> TO BE DONE: Where does the string "knot" appear? Copy every line of the entries below that holds it.

Figure content listings:
* START *

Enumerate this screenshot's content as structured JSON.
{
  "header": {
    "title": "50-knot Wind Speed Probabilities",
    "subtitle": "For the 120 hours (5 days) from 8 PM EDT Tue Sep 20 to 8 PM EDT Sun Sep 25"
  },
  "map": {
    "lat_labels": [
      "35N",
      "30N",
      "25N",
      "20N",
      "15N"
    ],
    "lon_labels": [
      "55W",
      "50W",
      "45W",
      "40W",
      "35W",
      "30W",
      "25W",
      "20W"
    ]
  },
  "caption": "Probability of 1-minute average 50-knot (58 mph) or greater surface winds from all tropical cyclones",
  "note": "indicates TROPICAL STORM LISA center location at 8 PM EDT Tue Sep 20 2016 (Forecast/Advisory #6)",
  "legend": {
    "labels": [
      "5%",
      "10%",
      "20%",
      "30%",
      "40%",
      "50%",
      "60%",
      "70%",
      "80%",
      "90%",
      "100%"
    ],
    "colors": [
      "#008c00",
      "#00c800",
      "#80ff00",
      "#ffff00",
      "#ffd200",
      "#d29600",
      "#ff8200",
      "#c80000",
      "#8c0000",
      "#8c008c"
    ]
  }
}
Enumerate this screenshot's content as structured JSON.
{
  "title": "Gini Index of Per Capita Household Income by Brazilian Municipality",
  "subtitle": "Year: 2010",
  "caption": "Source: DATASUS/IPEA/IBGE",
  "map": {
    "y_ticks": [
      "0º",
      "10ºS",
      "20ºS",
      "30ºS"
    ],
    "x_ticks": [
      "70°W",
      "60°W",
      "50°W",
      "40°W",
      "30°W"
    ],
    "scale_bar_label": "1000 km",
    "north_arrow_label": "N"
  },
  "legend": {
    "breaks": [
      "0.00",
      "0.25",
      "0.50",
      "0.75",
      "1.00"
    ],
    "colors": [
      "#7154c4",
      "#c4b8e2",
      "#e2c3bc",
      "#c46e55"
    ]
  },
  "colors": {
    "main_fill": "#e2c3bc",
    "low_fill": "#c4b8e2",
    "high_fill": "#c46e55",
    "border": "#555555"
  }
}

* END *

> WRITTEN RESPONSE:
    "title": "50-knot Wind Speed Probabilities",
  "caption": "Probability of 1-minute average 50-knot (58 mph) or greater surface winds from all tropical cyclones",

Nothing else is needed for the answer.